The 30-year-old slugger drove a 94.5 mph belt-high sinker with a full-count from left-hander Tim Mayza over the left-field fence at Rogers Centre. The 117.4 mph drive took just 3.8 seconds to land 394 feet from the plate, and it put the Yankees ahead 5-3.

Judge watched the ball clank off the front of the stands, just below two fans who reached over a railing and tried for a catch. He pumped an arm just before reaching first and exchanged a slap with coach Travis Chapman.

The ball dropped into Toronto’s bullpen and was picked up by Blue Jays bullpen coach Matt Buschmann, who turned it over to the Yankees.

Judge’s mother and Roger Maris Jr. rose and hugged from front-row seats. He appeared to point toward them after rounding second base, then was congratulated by the entire Yankees team, who gave him hugs after he crossed the plate.

Judge moved past the 60 home runs Babe Ruth hit in 1927, which had stood as the major league mark until Maris broke it in 1961. All three stars reached those huge numbers playing for the Yankees.

Barry Bonds holds the big league record of 73 for the San Francisco Giants in 2001.

Judge had gone seven games without a home run – his longest drought this season was nine in mid-August. This was the Yankees’ 155th game of the season, leaving them seven more in the regular season.

The home run came in the fourth plate appearance of the night for Judge, ending a streak of 34 plate appearances without a home run.

Judge is hitting .313 with 130 RBIs, also the top totals in the AL. He has a chance to become the first AL Triple Crown winner since Detroit’s Miguel Cabrera in 2012.

Maris hit No. 61 for the Yankees on Oct. 1, 1961, against Boston Red Sox pitcher Tracy Stallard.

Maris’ mark has been exceeded six times, but all have been tainted by the stench of steroids. Mark McGwire hit 70 home runs for the St. Louis Cardinals in 1998 and 65 the following year, and Bonds topped him. Sammy Sosa had 66, 65 and 63 during a four-season span starting in 1998.

McGwire admitted using banned steroids, while Bonds and Sosa denied knowingly using performing-enhancing drugs. Major League Baseball started testing with penalties for PEDs in 2004, and some fans – perhaps many – until now have considered Maris the holder of the “clean” record.

Among the tallest batters in major league history, the 6-foot-7 Judge burst on the scene on Aug. 13, 2016, homering off the railing above Yankee Stadium’s center-field sports bar and into the netting above Monument Park. He followed Tyler Austin to the plate and they become the first teammates to homer in their first major league at-bats in the same game.

Judge hit 52 homers with 114 RBIs the following year and was a unanimous winner of the AL Rookie of the Year award. Injuries limited him during the following three seasons, and he rebounded to hit 39 homers with 98 RBIs in 2021.

As he approached his last season before free agent eligibility, Judge on opening day turned down the Yankees’ offer of an eight-year contract worth from $230.5 million to $234.5 million. The proposal included an average of $30.5 million annually from 2023-29, with his salary this year to be either the $17 million offered by the team in arbitration or the $21 million requested by the player.

* Extracted entries:
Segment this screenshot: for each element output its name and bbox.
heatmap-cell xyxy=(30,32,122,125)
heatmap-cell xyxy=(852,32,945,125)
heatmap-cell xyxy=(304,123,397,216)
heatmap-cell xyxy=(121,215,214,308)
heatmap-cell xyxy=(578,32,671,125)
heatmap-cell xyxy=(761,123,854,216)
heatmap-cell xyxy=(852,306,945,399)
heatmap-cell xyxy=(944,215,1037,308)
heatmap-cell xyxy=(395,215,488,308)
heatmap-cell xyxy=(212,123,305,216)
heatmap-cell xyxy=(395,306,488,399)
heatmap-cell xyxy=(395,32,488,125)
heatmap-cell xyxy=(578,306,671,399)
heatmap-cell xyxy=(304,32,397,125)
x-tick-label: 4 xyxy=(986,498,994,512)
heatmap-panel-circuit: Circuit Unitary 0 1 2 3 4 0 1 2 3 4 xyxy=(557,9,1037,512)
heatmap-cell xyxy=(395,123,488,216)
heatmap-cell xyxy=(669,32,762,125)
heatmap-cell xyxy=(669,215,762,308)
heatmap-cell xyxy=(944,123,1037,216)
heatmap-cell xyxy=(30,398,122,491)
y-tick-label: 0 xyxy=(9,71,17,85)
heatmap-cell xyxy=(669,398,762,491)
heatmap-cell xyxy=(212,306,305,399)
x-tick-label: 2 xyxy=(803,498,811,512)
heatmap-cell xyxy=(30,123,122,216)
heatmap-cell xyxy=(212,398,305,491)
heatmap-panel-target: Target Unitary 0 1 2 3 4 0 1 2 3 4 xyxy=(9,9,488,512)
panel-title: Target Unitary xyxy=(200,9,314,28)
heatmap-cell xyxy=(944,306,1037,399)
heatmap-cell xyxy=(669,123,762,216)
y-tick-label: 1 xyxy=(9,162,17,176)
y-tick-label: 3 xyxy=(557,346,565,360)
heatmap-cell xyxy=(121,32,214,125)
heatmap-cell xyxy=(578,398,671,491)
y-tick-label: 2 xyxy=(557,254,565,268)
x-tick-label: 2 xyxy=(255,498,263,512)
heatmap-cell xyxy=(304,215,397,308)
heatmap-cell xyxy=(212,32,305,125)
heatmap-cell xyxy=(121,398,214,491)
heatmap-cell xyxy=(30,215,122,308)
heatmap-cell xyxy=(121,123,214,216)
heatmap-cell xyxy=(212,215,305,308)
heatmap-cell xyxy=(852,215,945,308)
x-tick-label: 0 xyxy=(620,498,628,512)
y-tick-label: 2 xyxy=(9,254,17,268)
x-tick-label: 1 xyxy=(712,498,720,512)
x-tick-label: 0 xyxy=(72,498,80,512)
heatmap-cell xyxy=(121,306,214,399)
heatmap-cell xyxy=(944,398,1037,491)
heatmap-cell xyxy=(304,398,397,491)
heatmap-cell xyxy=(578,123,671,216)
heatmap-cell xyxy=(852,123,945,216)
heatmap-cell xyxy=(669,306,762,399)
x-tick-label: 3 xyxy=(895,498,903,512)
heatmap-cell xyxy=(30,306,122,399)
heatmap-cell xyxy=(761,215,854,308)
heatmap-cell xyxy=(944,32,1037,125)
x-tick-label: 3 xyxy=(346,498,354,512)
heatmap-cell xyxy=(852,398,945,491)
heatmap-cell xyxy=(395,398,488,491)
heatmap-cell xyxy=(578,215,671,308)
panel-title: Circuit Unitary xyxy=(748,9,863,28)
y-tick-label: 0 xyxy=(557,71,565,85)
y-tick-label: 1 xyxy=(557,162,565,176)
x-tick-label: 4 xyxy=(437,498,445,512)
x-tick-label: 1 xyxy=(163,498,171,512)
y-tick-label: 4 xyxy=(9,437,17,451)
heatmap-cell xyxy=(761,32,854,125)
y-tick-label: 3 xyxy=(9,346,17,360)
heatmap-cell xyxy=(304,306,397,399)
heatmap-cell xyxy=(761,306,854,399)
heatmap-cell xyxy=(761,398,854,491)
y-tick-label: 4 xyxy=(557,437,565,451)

* Required tasks:
(1) In the baseball article, who picked up the home run ball after it dropped into Toronto's bullpen?
(2) Repeat the baseball article word for word, from "Judge is hitting" up to and including "Cabrera in 2012.".

* Solutions to the tasks:
(1) Blue Jays bullpen coach Matt Buschmann picked it up.

(2)
Judge is hitting .313 with 130 RBIs, also the top totals in the AL. He has a chance to become the first AL Triple Crown winner since Detroit’s Miguel Cabrera in 2012.